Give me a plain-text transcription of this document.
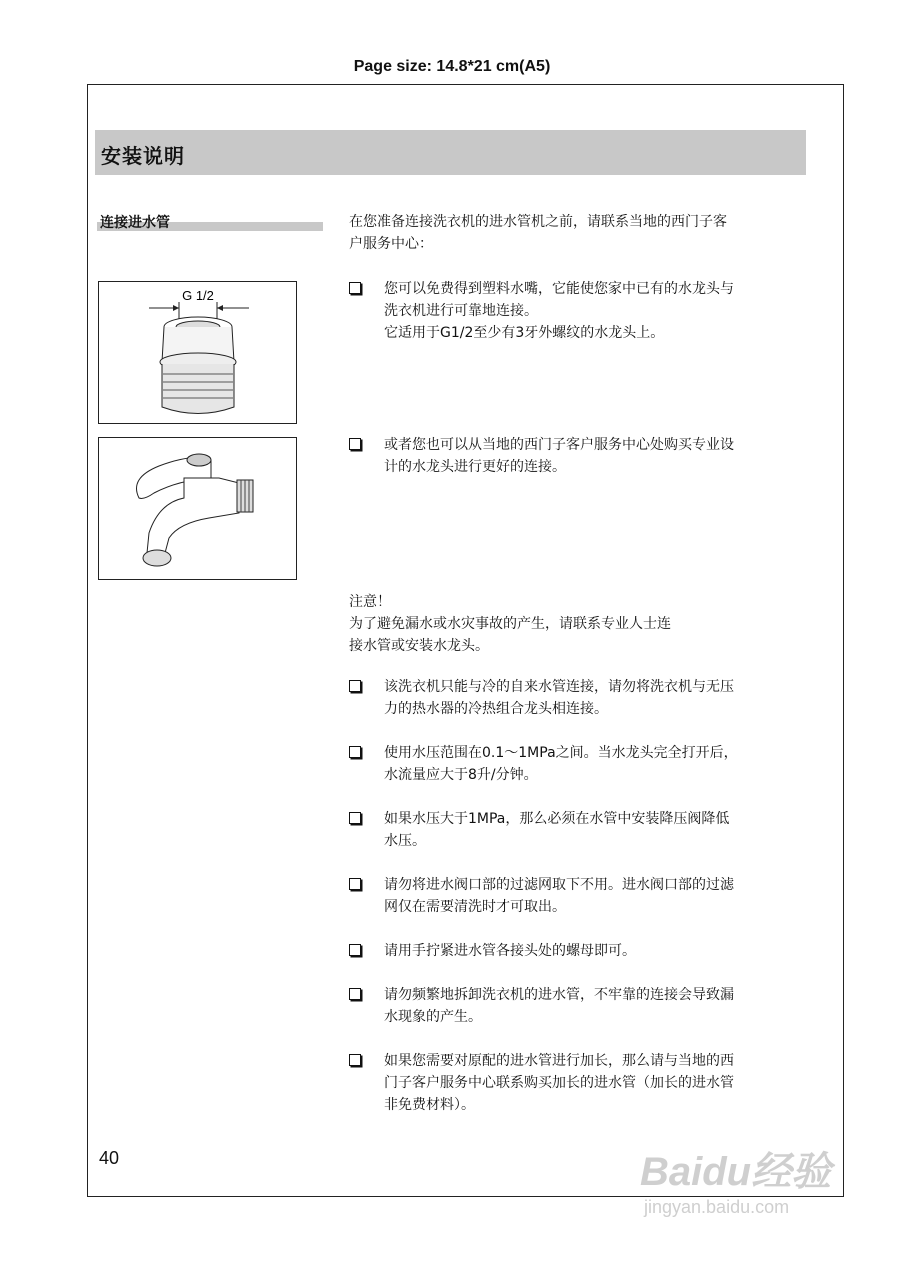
Page size: 14.8*21 cm(A5)
安装说明
连接进水管
G 1/2
在您准备连接洗衣机的进水管机之前，请联系当地的西门子客
户服务中心：
您可以免费得到塑料水嘴，它能使您家中已有的水龙头与
洗衣机进行可靠地连接。
它适用于G1/2至少有3牙外螺纹的水龙头上。
或者您也可以从当地的西门子客户服务中心处购买专业设
计的水龙头进行更好的连接。
注意！
为了避免漏水或水灾事故的产生，请联系专业人士连
接水管或安装水龙头。
该洗衣机只能与冷的自来水管连接，请勿将洗衣机与无压
力的热水器的冷热组合龙头相连接。
使用水压范围在0.1～1MPa之间。当水龙头完全打开后，
水流量应大于8升/分钟。
如果水压大于1MPa，那么必须在水管中安装降压阀降低
水压。
请勿将进水阀口部的过滤网取下不用。进水阀口部的过滤
网仅在需要清洗时才可取出。
请用手拧紧进水管各接头处的螺母即可。
请勿频繁地拆卸洗衣机的进水管，不牢靠的连接会导致漏
水现象的产生。
如果您需要对原配的进水管进行加长，那么请与当地的西
门子客户服务中心联系购买加长的进水管（加长的进水管
非免费材料）。
40	Baidu经验
jingyan.baidu.com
-----
Write the records out once more, exactly as they appear, with no pictures.

Give me a plain-text transcription of this document.
Page size: 14.8*21 cm(A5)
安装说明
连接进水管
G 1/2
在您准备连接洗衣机的进水管机之前，请联系当地的西门子客
户服务中心：
您可以免费得到塑料水嘴，它能使您家中已有的水龙头与
洗衣机进行可靠地连接。
它适用于G1/2至少有3牙外螺纹的水龙头上。
或者您也可以从当地的西门子客户服务中心处购买专业设
计的水龙头进行更好的连接。
注意！
为了避免漏水或水灾事故的产生，请联系专业人士连
接水管或安装水龙头。
该洗衣机只能与冷的自来水管连接，请勿将洗衣机与无压
力的热水器的冷热组合龙头相连接。
使用水压范围在0.1～1MPa之间。当水龙头完全打开后，
水流量应大于8升/分钟。
如果水压大于1MPa，那么必须在水管中安装降压阀降低
水压。
请勿将进水阀口部的过滤网取下不用。进水阀口部的过滤
网仅在需要清洗时才可取出。
请用手拧紧进水管各接头处的螺母即可。
请勿频繁地拆卸洗衣机的进水管，不牢靠的连接会导致漏
水现象的产生。
如果您需要对原配的进水管进行加长，那么请与当地的西
门子客户服务中心联系购买加长的进水管（加长的进水管
非免费材料）。
40	Baidu经验
jingyan.baidu.com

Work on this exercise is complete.